Work order: Please restate the listing word for word, omitting the images.
[Start of Attachment]
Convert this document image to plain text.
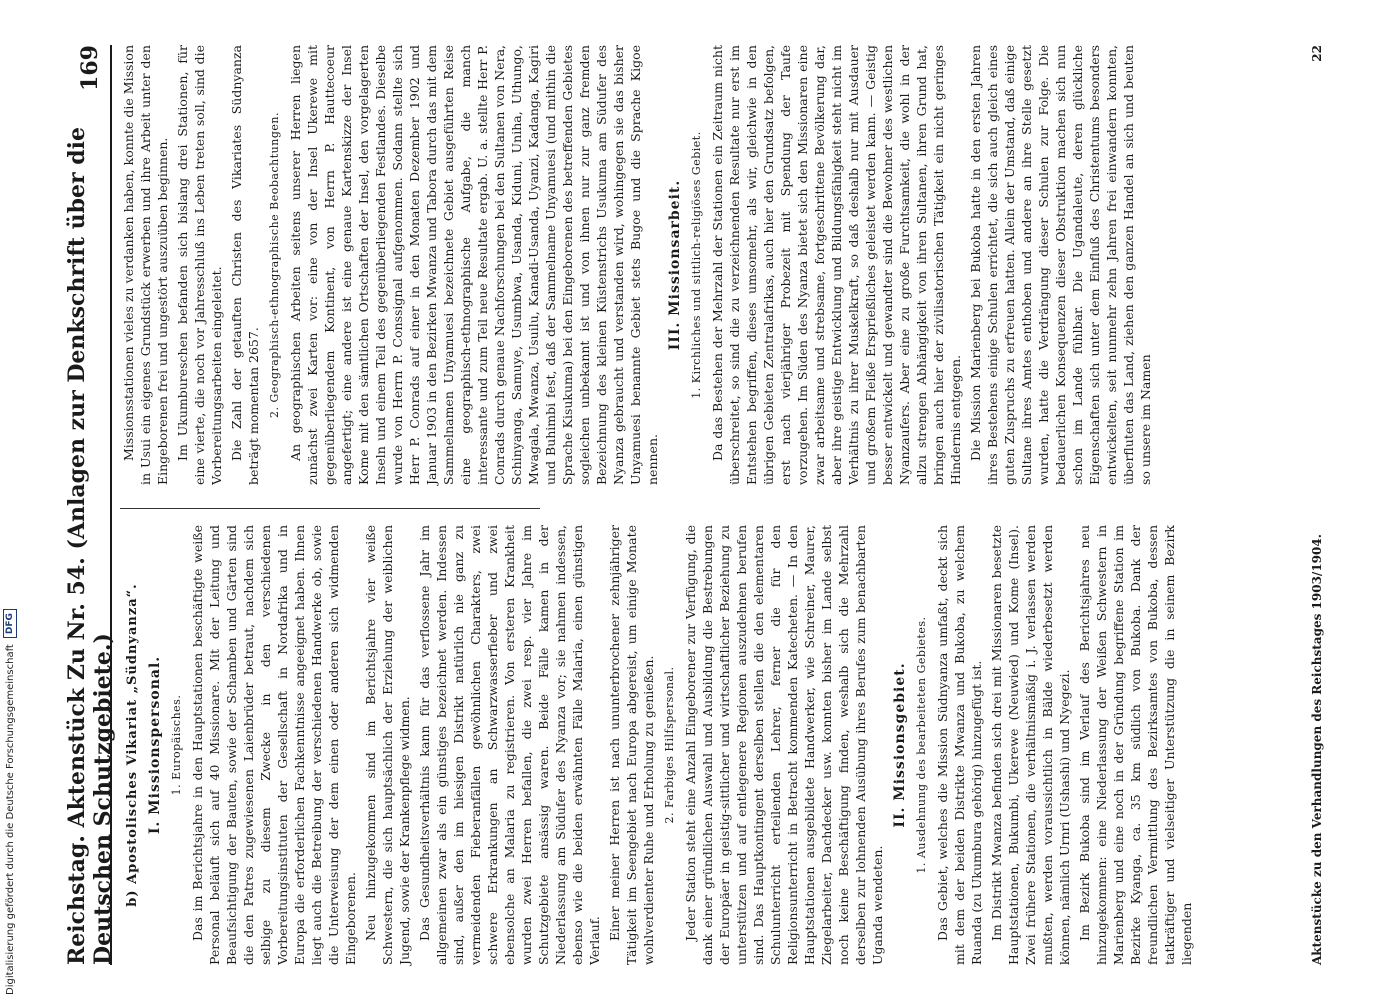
Reichstag. Aktenstück Zu Nr. 54. (Anlagen zur Denkschrift über die Deutschen Schutzgebiete.)
169
b) Apostolisches Vikariat „Südnyanza“. I. Missionspersonal. 1. Europäisches. Das im Berichtsjahre in den Hauptstationen beschäftigte weiße Personal beläuft sich auf 40 Missionare. Mit der Leitung und Beaufsichtigung der Bauten, sowie der Schamben und Gärten sind die den Patres zugewiesenen Laienbrüder betraut, nachdem sich selbige zu diesem Zwecke in den verschiedenen Vorbereitungsinstituten der Gesellschaft in Nordafrika und in Europa die erforderlichen Fachkenntnisse angeeignet haben. Ihnen liegt auch die Betreibung der verschiedenen Handwerke ob, sowie die Unterweisung der dem einen oder anderen sich widmenden Eingeborenen. Neu hinzugekommen sind im Berichtsjahre vier weiße Schwestern, die sich hauptsächlich der Erziehung der weiblichen Jugend, sowie der Krankenpflege widmen. Das Gesundheitsverhältnis kann für das verflossene Jahr im allgemeinen zwar als ein günstiges bezeichnet werden. Indessen sind, außer den im hiesigen Distrikt natürlich nie ganz zu vermeidenden Fieberanfällen gewöhnlichen Charakters, zwei schwere Erkrankungen an Schwarzwasserfieber und zwei ebensolche an Malaria zu registrieren. Von ersteren Krankheit wurden zwei Herren befallen, die zwei resp. vier Jahre im Schutzgebiete ansässig waren. Beide Fälle kamen in der Niederlassung am Südufer des Nyanza vor; sie nahmen indessen, ebenso wie die beiden erwähnten Fälle Malaria, einen günstigen Verlauf. Einer meiner Herren ist nach ununterbrochener zehnjähriger Tätigkeit im Seengebiet nach Europa abgereist, um einige Monate wohlverdienter Ruhe und Erholung zu genießen. 2. Farbiges Hilfspersonal. Jeder Station steht eine Anzahl Eingeborener zur Verfügung, die dank einer gründlichen Auswahl und Ausbildung die Bestrebungen der Europäer in geistig-sittlicher und wirtschaftlicher Beziehung zu unterstützen und auf entlegenere Regionen auszudehnen berufen sind. Das Hauptkontingent derselben stellen die den elementaren Schulunterricht erteilenden Lehrer, ferner die für den Religionsunterricht in Betracht kommenden Katecheten. — In den Hauptstationen ausgebildete Handwerker, wie Schreiner, Maurer, Ziegelarbeiter, Dachdecker usw. konnten bisher im Lande selbst noch keine Beschäftigung finden, weshalb sich die Mehrzahl derselben zur lohnenden Ausübung ihres Berufes zum benachbarten Uganda wendeten.

II. Missionsgebiet. 1. Ausdehnung des bearbeiteten Gebietes. Das Gebiet, welches die Mission Südnyanza umfaßt, deckt sich mit dem der beiden Distrikte Mwanza und Bukoba, zu welchem Ruanda (zu Ukumbura gehörig) hinzugefügt ist. Im Distrikt Mwanza befinden sich drei mit Missionaren besetzte Hauptstationen, Bukumbi, Ukerewe (Neuwied) und Kome (Insel). Zwei frühere Stationen, die verhältnismäßig i. J. verlassen werden mußten, werden voraussichtlich in Bälde wiederbesetzt werden können, nämlich Urnri (Ushashi) und Nyegezi. Im Bezirk Bukoba sind im Verlauf des Berichtsjahres neu hinzugekommen: eine Niederlassung der Weißen Schwestern in Marienberg und eine noch in der Gründung begriffene Station im Bezirke Kyanga, ca. 35 km südlich von Bukoba. Dank der freundlichen Vermittlung des Bezirksamtes von Bukoba, dessen tatkräftiger und vielseitiger Unterstützung die in seinem Bezirk liegenden

Missionsstationen vieles zu verdanken haben, konnte die Mission in Usui ein eigenes Grundstück erwerben und ihre Arbeit unter den Eingeborenen frei und ungestört auszuüben beginnen. Im Ukumbureschen befanden sich bislang drei Stationen, für eine vierte, die noch vor Jahresschluß ins Leben treten soll, sind die Vorbereitungsarbeiten eingeleitet. Die Zahl der getauften Christen des Vikariates Südnyanza beträgt momentan 2657. 2. Geographisch-ethnographische Beobachtungen. An geographischen Arbeiten seitens unserer Herren liegen zunächst zwei Karten vor: eine von der Insel Ukerewe mit gegenüberliegendem Kontinent, von Herrn P. Hauttecoeur angefertigt; eine andere ist eine genaue Kartenskizze der Insel Kome mit den sämtlichen Ortschaften der Insel, den vorgelagerten Inseln und einem Teil des gegenüberliegenden Festlandes. Dieselbe wurde von Herrn P. Conssignal aufgenommen. Sodann stellte sich Herr P. Conrads auf einer in den Monaten Dezember 1902 und Januar 1903 in den Bezirken Mwanza und Tabora durch das mit dem Sammelnamen Unyamuesi bezeichnete Gebiet ausgeführten Reise eine geographisch-ethnographische Aufgabe, die manch interessante und zum Teil neue Resultate ergab. U. a. stellte Herr P. Conrads durch genaue Nachforschungen bei den Sultanen von Nera, Schinyanga, Samuye, Usumbwa, Usanda, Kiduni, Uniha, Uthungo, Mwagala, Mwanza, Usuilu, Kanadi-Usanda, Uyanzi, Kadanga, Kagiri und Buhimbi fest, daß der Sammelname Unyamuesi (und mithin die Sprache Kisukuma) bei den Eingeborenen des betreffenden Gebietes sogleichen unbekannt ist und von ihnen nur zur ganz fremden Bezeichnung des kleinen Küstenstrichs Usukuma am Südufer des Nyanza gebraucht und verstanden wird, wohingegen sie das bisher Unyamuesi benannte Gebiet stets Bugoe und die Sprache Kigoe nennen.

III. Missionsarbeit. 1. Kirchliches und sittlich-religiöses Gebiet. Da das Bestehen der Mehrzahl der Stationen ein Zeitraum nicht überschreitet, so sind die zu verzeichnenden Resultate nur erst im Entstehen begriffen, dieses umsomehr, als wir, gleichwie in den übrigen Gebieten Zentralafrikas, auch hier den Grundsatz befolgen, erst nach vierjähriger Probezeit mit Spendung der Taufe vorzugehen. Im Süden des Nyanza bietet sich den Missionaren eine zwar arbeitsame und strebsame, fortgeschrittene Bevölkerung dar, aber ihre geistige Entwicklung und Bildungsfähigkeit steht nicht im Verhältnis zu ihrer Muskelkraft, so daß deshalb nur mit Ausdauer und großem Fleiße Ersprießliches geleistet werden kann. — Geistig besser entwickelt und gewandter sind die Bewohner des westlichen Nyanzaufers. Aber eine zu große Furchtsamkeit, die wohl in der allzu strengen Abhängigkeit von ihren Sultanen, ihren Grund hat, bringen auch hier der zivilisatorischen Tätigkeit ein nicht geringes Hindernis entgegen. Die Mission Marienberg bei Bukoba hatte in den ersten Jahren ihres Bestehens einige Schulen errichtet, die sich auch gleich eines guten Zuspruchs zu erfreuen hatten. Allein der Umstand, daß einige Sultane ihres Amtes enthoben und andere an ihre Stelle gesetzt wurden, hatte die Verdrängung dieser Schulen zur Folge. Die bedauerlichen Konsequenzen dieser Obstruktion machen sich nun schon im Lande fühlbar. Die Ugandaleute, deren glückliche Eigenschaften sich unter dem Einfluß des Christentums besonders entwickelten, seit nunmehr zehn Jahren frei einwandern konnten, überfluten das Land, ziehen den ganzen Handel an sich und beuten so unsere im Namen

Aktenstücke zu den Verhandlungen des Reichstages 1903/1904.
22
Digitalisierung gefördert durch die Deutsche Forschungsgemeinschaft
DFG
[End of Attachment]
Result below:
Convert this document image to plain text.
Reichstag. Aktenstück Zu Nr. 54. (Anlagen zur Denkschrift über die Deutschen Schutzgebiete.)
169
b) Apostolisches Vikariat „Südnyanza“. I. Missionspersonal. 1. Europäisches. Das im Berichtsjahre in den Hauptstationen beschäftigte weiße Personal beläuft sich auf 40 Missionare. Mit der Leitung und Beaufsichtigung der Bauten, sowie der Schamben und Gärten sind die den Patres zugewiesenen Laienbrüder betraut, nachdem sich selbige zu diesem Zwecke in den verschiedenen Vorbereitungsinstituten der Gesellschaft in Nordafrika und in Europa die erforderlichen Fachkenntnisse angeeignet haben. Ihnen liegt auch die Betreibung der verschiedenen Handwerke ob, sowie die Unterweisung der dem einen oder anderen sich widmenden Eingeborenen. Neu hinzugekommen sind im Berichtsjahre vier weiße Schwestern, die sich hauptsächlich der Erziehung der weiblichen Jugend, sowie der Krankenpflege widmen. Das Gesundheitsverhältnis kann für das verflossene Jahr im allgemeinen zwar als ein günstiges bezeichnet werden. Indessen sind, außer den im hiesigen Distrikt natürlich nie ganz zu vermeidenden Fieberanfällen gewöhnlichen Charakters, zwei schwere Erkrankungen an Schwarzwasserfieber und zwei ebensolche an Malaria zu registrieren. Von ersteren Krankheit wurden zwei Herren befallen, die zwei resp. vier Jahre im Schutzgebiete ansässig waren. Beide Fälle kamen in der Niederlassung am Südufer des Nyanza vor; sie nahmen indessen, ebenso wie die beiden erwähnten Fälle Malaria, einen günstigen Verlauf. Einer meiner Herren ist nach ununterbrochener zehnjähriger Tätigkeit im Seengebiet nach Europa abgereist, um einige Monate wohlverdienter Ruhe und Erholung zu genießen. 2. Farbiges Hilfspersonal. Jeder Station steht eine Anzahl Eingeborener zur Verfügung, die dank einer gründlichen Auswahl und Ausbildung die Bestrebungen der Europäer in geistig-sittlicher und wirtschaftlicher Beziehung zu unterstützen und auf entlegenere Regionen auszudehnen berufen sind. Das Hauptkontingent derselben stellen die den elementaren Schulunterricht erteilenden Lehrer, ferner die für den Religionsunterricht in Betracht kommenden Katecheten. — In den Hauptstationen ausgebildete Handwerker, wie Schreiner, Maurer, Ziegelarbeiter, Dachdecker usw. konnten bisher im Lande selbst noch keine Beschäftigung finden, weshalb sich die Mehrzahl derselben zur lohnenden Ausübung ihres Berufes zum benachbarten Uganda wendeten.

II. Missionsgebiet. 1. Ausdehnung des bearbeiteten Gebietes. Das Gebiet, welches die Mission Südnyanza umfaßt, deckt sich mit dem der beiden Distrikte Mwanza und Bukoba, zu welchem Ruanda (zu Ukumbura gehörig) hinzugefügt ist. Im Distrikt Mwanza befinden sich drei mit Missionaren besetzte Hauptstationen, Bukumbi, Ukerewe (Neuwied) und Kome (Insel). Zwei frühere Stationen, die verhältnismäßig i. J. verlassen werden mußten, werden voraussichtlich in Bälde wiederbesetzt werden können, nämlich Urnri (Ushashi) und Nyegezi. Im Bezirk Bukoba sind im Verlauf des Berichtsjahres neu hinzugekommen: eine Niederlassung der Weißen Schwestern in Marienberg und eine noch in der Gründung begriffene Station im Bezirke Kyanga, ca. 35 km südlich von Bukoba. Dank der freundlichen Vermittlung des Bezirksamtes von Bukoba, dessen tatkräftiger und vielseitiger Unterstützung die in seinem Bezirk liegenden

Missionsstationen vieles zu verdanken haben, konnte die Mission in Usui ein eigenes Grundstück erwerben und ihre Arbeit unter den Eingeborenen frei und ungestört auszuüben beginnen. Im Ukumbureschen befanden sich bislang drei Stationen, für eine vierte, die noch vor Jahresschluß ins Leben treten soll, sind die Vorbereitungsarbeiten eingeleitet. Die Zahl der getauften Christen des Vikariates Südnyanza beträgt momentan 2657. 2. Geographisch-ethnographische Beobachtungen. An geographischen Arbeiten seitens unserer Herren liegen zunächst zwei Karten vor: eine von der Insel Ukerewe mit gegenüberliegendem Kontinent, von Herrn P. Hauttecoeur angefertigt; eine andere ist eine genaue Kartenskizze der Insel Kome mit den sämtlichen Ortschaften der Insel, den vorgelagerten Inseln und einem Teil des gegenüberliegenden Festlandes. Dieselbe wurde von Herrn P. Conssignal aufgenommen. Sodann stellte sich Herr P. Conrads auf einer in den Monaten Dezember 1902 und Januar 1903 in den Bezirken Mwanza und Tabora durch das mit dem Sammelnamen Unyamuesi bezeichnete Gebiet ausgeführten Reise eine geographisch-ethnographische Aufgabe, die manch interessante und zum Teil neue Resultate ergab. U. a. stellte Herr P. Conrads durch genaue Nachforschungen bei den Sultanen von Nera, Schinyanga, Samuye, Usumbwa, Usanda, Kiduni, Uniha, Uthungo, Mwagala, Mwanza, Usuilu, Kanadi-Usanda, Uyanzi, Kadanga, Kagiri und Buhimbi fest, daß der Sammelname Unyamuesi (und mithin die Sprache Kisukuma) bei den Eingeborenen des betreffenden Gebietes sogleichen unbekannt ist und von ihnen nur zur ganz fremden Bezeichnung des kleinen Küstenstrichs Usukuma am Südufer des Nyanza gebraucht und verstanden wird, wohingegen sie das bisher Unyamuesi benannte Gebiet stets Bugoe und die Sprache Kigoe nennen.

III. Missionsarbeit. 1. Kirchliches und sittlich-religiöses Gebiet. Da das Bestehen der Mehrzahl der Stationen ein Zeitraum nicht überschreitet, so sind die zu verzeichnenden Resultate nur erst im Entstehen begriffen, dieses umsomehr, als wir, gleichwie in den übrigen Gebieten Zentralafrikas, auch hier den Grundsatz befolgen, erst nach vierjähriger Probezeit mit Spendung der Taufe vorzugehen. Im Süden des Nyanza bietet sich den Missionaren eine zwar arbeitsame und strebsame, fortgeschrittene Bevölkerung dar, aber ihre geistige Entwicklung und Bildungsfähigkeit steht nicht im Verhältnis zu ihrer Muskelkraft, so daß deshalb nur mit Ausdauer und großem Fleiße Ersprießliches geleistet werden kann. — Geistig besser entwickelt und gewandter sind die Bewohner des westlichen Nyanzaufers. Aber eine zu große Furchtsamkeit, die wohl in der allzu strengen Abhängigkeit von ihren Sultanen, ihren Grund hat, bringen auch hier der zivilisatorischen Tätigkeit ein nicht geringes Hindernis entgegen. Die Mission Marienberg bei Bukoba hatte in den ersten Jahren ihres Bestehens einige Schulen errichtet, die sich auch gleich eines guten Zuspruchs zu erfreuen hatten. Allein der Umstand, daß einige Sultane ihres Amtes enthoben und andere an ihre Stelle gesetzt wurden, hatte die Verdrängung dieser Schulen zur Folge. Die bedauerlichen Konsequenzen dieser Obstruktion machen sich nun schon im Lande fühlbar. Die Ugandaleute, deren glückliche Eigenschaften sich unter dem Einfluß des Christentums besonders entwickelten, seit nunmehr zehn Jahren frei einwandern konnten, überfluten das Land, ziehen den ganzen Handel an sich und beuten so unsere im Namen

Aktenstücke zu den Verhandlungen des Reichstages 1903/1904.
22
Digitalisierung gefördert durch die Deutsche Forschungsgemeinschaft
DFG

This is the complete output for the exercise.